**PROBLEM TO WORK ON:**
Print the records again, character for character.

Entries taken from a collection:

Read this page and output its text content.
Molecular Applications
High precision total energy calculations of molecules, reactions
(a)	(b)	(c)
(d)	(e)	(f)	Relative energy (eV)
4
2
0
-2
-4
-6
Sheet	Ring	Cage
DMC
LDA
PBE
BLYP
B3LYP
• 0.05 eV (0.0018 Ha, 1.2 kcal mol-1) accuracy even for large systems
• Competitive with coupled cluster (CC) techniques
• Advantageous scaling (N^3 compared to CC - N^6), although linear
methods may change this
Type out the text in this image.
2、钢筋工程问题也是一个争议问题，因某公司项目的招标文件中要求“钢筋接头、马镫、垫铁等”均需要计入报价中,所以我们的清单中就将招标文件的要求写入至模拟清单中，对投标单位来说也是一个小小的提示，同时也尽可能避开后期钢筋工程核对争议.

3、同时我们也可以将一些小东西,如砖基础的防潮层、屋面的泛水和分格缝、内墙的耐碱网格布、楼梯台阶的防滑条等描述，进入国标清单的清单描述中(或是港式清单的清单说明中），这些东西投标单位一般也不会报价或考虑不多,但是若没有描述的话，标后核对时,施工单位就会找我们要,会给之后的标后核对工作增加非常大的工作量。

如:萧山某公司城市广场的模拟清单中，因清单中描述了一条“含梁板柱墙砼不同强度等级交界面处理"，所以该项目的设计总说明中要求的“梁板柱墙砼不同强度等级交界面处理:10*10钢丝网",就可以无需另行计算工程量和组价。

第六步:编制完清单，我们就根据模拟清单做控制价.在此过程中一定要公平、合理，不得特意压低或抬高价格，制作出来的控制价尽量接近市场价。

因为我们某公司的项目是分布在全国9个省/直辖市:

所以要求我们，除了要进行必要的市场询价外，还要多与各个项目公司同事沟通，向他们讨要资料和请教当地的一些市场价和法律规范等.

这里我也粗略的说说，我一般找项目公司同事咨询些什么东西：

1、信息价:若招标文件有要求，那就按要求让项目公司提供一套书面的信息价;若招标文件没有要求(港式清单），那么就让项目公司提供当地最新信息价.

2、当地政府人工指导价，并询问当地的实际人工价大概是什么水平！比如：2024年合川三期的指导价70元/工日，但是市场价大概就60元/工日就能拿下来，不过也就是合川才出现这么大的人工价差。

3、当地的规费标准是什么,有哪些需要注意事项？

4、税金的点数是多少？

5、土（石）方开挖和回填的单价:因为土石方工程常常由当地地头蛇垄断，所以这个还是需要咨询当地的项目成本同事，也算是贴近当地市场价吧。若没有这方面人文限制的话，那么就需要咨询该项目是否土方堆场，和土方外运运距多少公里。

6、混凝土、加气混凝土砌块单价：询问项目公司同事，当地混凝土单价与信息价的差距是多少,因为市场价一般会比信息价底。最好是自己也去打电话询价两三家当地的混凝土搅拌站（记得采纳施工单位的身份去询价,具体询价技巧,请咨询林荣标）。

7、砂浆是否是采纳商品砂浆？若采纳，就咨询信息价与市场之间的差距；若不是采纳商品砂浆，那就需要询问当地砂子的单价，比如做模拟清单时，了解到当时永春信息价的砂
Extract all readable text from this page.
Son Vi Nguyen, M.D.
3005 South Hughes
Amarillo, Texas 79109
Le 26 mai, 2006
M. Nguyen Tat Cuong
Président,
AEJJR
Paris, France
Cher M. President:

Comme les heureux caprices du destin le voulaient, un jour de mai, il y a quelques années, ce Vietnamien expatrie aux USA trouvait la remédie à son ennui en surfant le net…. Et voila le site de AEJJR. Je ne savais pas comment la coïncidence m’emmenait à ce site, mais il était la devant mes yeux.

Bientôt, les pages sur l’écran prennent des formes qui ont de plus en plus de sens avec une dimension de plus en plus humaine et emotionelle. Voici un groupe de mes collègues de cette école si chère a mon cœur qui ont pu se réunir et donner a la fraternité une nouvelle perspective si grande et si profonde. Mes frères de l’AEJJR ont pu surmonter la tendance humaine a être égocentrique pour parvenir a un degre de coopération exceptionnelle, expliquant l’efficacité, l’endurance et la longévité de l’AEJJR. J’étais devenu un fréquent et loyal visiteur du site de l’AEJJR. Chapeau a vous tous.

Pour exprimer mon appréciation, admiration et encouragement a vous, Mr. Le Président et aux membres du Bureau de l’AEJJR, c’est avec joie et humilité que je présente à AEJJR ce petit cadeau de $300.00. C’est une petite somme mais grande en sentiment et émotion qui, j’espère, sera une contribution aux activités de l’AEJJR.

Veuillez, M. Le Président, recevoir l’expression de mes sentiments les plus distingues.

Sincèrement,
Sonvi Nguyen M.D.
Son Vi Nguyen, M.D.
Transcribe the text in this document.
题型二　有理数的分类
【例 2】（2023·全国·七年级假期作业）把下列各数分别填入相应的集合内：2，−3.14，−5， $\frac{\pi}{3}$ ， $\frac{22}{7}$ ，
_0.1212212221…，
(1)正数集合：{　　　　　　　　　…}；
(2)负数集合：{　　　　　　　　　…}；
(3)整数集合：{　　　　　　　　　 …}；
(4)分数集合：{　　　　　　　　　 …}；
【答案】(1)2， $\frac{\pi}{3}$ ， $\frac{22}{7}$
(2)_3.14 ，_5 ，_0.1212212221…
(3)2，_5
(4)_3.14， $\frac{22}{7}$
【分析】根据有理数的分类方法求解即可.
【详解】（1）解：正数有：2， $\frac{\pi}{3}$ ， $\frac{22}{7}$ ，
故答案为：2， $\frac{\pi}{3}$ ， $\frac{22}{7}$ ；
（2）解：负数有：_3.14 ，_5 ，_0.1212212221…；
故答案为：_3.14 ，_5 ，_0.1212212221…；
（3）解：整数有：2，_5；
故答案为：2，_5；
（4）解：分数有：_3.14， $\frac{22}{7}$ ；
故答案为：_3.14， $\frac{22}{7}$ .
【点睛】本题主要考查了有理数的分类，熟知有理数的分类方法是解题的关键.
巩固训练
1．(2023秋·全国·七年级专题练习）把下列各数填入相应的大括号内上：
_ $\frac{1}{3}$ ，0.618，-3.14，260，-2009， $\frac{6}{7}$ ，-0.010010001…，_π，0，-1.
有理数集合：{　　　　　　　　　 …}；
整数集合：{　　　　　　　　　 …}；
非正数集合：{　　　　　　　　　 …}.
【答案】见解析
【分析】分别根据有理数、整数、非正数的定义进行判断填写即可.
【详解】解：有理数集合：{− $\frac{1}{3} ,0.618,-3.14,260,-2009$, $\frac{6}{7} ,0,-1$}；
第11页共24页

**ANSWER TO THE PROBLEM:**
Read this page and output its text content.
Molecular Applications
High precision total energy calculations of molecules, reactions
(a)	(b)	(c)
(d)	(e)	(f)	Relative energy (eV)
4
2
0
-2
-4
-6
Sheet	Ring	Cage
DMC
LDA
PBE
BLYP
B3LYP
• 0.05 eV (0.0018 Ha, 1.2 kcal mol-1) accuracy even for large systems
• Competitive with coupled cluster (CC) techniques
• Advantageous scaling (N^3 compared to CC - N^6), although linear
methods may change this
Type out the text in this image.
2、钢筋工程问题也是一个争议问题，因某公司项目的招标文件中要求“钢筋接头、马镫、垫铁等”均需要计入报价中,所以我们的清单中就将招标文件的要求写入至模拟清单中，对投标单位来说也是一个小小的提示，同时也尽可能避开后期钢筋工程核对争议.

3、同时我们也可以将一些小东西,如砖基础的防潮层、屋面的泛水和分格缝、内墙的耐碱网格布、楼梯台阶的防滑条等描述，进入国标清单的清单描述中(或是港式清单的清单说明中），这些东西投标单位一般也不会报价或考虑不多,但是若没有描述的话，标后核对时,施工单位就会找我们要,会给之后的标后核对工作增加非常大的工作量。

如:萧山某公司城市广场的模拟清单中，因清单中描述了一条“含梁板柱墙砼不同强度等级交界面处理"，所以该项目的设计总说明中要求的“梁板柱墙砼不同强度等级交界面处理:10*10钢丝网",就可以无需另行计算工程量和组价。

第六步:编制完清单，我们就根据模拟清单做控制价.在此过程中一定要公平、合理，不得特意压低或抬高价格，制作出来的控制价尽量接近市场价。

因为我们某公司的项目是分布在全国9个省/直辖市:

所以要求我们，除了要进行必要的市场询价外，还要多与各个项目公司同事沟通，向他们讨要资料和请教当地的一些市场价和法律规范等.

这里我也粗略的说说，我一般找项目公司同事咨询些什么东西：

1、信息价:若招标文件有要求，那就按要求让项目公司提供一套书面的信息价;若招标文件没有要求(港式清单），那么就让项目公司提供当地最新信息价.

2、当地政府人工指导价，并询问当地的实际人工价大概是什么水平！比如：2024年合川三期的指导价70元/工日，但是市场价大概就60元/工日就能拿下来，不过也就是合川才出现这么大的人工价差。

3、当地的规费标准是什么,有哪些需要注意事项？

4、税金的点数是多少？

5、土（石）方开挖和回填的单价:因为土石方工程常常由当地地头蛇垄断，所以这个还是需要咨询当地的项目成本同事，也算是贴近当地市场价吧。若没有这方面人文限制的话，那么就需要咨询该项目是否土方堆场，和土方外运运距多少公里。

6、混凝土、加气混凝土砌块单价：询问项目公司同事，当地混凝土单价与信息价的差距是多少,因为市场价一般会比信息价底。最好是自己也去打电话询价两三家当地的混凝土搅拌站（记得采纳施工单位的身份去询价,具体询价技巧,请咨询林荣标）。

7、砂浆是否是采纳商品砂浆？若采纳，就咨询信息价与市场之间的差距；若不是采纳商品砂浆，那就需要询问当地砂子的单价，比如做模拟清单时，了解到当时永春信息价的砂
Extract all readable text from this page.
Son Vi Nguyen, M.D.
3005 South Hughes
Amarillo, Texas 79109
Le 26 mai, 2006
M. Nguyen Tat Cuong
Président,
AEJJR
Paris, France
Cher M. President:

Comme les heureux caprices du destin le voulaient, un jour de mai, il y a quelques années, ce Vietnamien expatrie aux USA trouvait la remédie à son ennui en surfant le net…. Et voila le site de AEJJR. Je ne savais pas comment la coïncidence m’emmenait à ce site, mais il était la devant mes yeux.

Bientôt, les pages sur l’écran prennent des formes qui ont de plus en plus de sens avec une dimension de plus en plus humaine et emotionelle. Voici un groupe de mes collègues de cette école si chère a mon cœur qui ont pu se réunir et donner a la fraternité une nouvelle perspective si grande et si profonde. Mes frères de l’AEJJR ont pu surmonter la tendance humaine a être égocentrique pour parvenir a un degre de coopération exceptionnelle, expliquant l’efficacité, l’endurance et la longévité de l’AEJJR. J’étais devenu un fréquent et loyal visiteur du site de l’AEJJR. Chapeau a vous tous.

Pour exprimer mon appréciation, admiration et encouragement a vous, Mr. Le Président et aux membres du Bureau de l’AEJJR, c’est avec joie et humilité que je présente à AEJJR ce petit cadeau de $300.00. C’est une petite somme mais grande en sentiment et émotion qui, j’espère, sera une contribution aux activités de l’AEJJR.

Veuillez, M. Le Président, recevoir l’expression de mes sentiments les plus distingues.

Sincèrement,
Sonvi Nguyen M.D.
Son Vi Nguyen, M.D.
Transcribe the text in this document.
题型二　有理数的分类
【例 2】（2023·全国·七年级假期作业）把下列各数分别填入相应的集合内：2，−3.14，−5， $\frac{\pi}{3}$ ， $\frac{22}{7}$ ，
_0.1212212221…，
(1)正数集合：{　　　　　　　　　…}；
(2)负数集合：{　　　　　　　　　…}；
(3)整数集合：{　　　　　　　　　 …}；
(4)分数集合：{　　　　　　　　　 …}；
【答案】(1)2， $\frac{\pi}{3}$ ， $\frac{22}{7}$
(2)_3.14 ，_5 ，_0.1212212221…
(3)2，_5
(4)_3.14， $\frac{22}{7}$
【分析】根据有理数的分类方法求解即可.
【详解】（1）解：正数有：2， $\frac{\pi}{3}$ ， $\frac{22}{7}$ ，
故答案为：2， $\frac{\pi}{3}$ ， $\frac{22}{7}$ ；
（2）解：负数有：_3.14 ，_5 ，_0.1212212221…；
故答案为：_3.14 ，_5 ，_0.1212212221…；
（3）解：整数有：2，_5；
故答案为：2，_5；
（4）解：分数有：_3.14， $\frac{22}{7}$ ；
故答案为：_3.14， $\frac{22}{7}$ .
【点睛】本题主要考查了有理数的分类，熟知有理数的分类方法是解题的关键.
巩固训练
1．(2023秋·全国·七年级专题练习）把下列各数填入相应的大括号内上：
_ $\frac{1}{3}$ ，0.618，-3.14，260，-2009， $\frac{6}{7}$ ，-0.010010001…，_π，0，-1.
有理数集合：{　　　　　　　　　 …}；
整数集合：{　　　　　　　　　 …}；
非正数集合：{　　　　　　　　　 …}.
【答案】见解析
【分析】分别根据有理数、整数、非正数的定义进行判断填写即可.
【详解】解：有理数集合：{− $\frac{1}{3} ,0.618,-3.14,260,-2009$, $\frac{6}{7} ,0,-1$}；
第11页共24页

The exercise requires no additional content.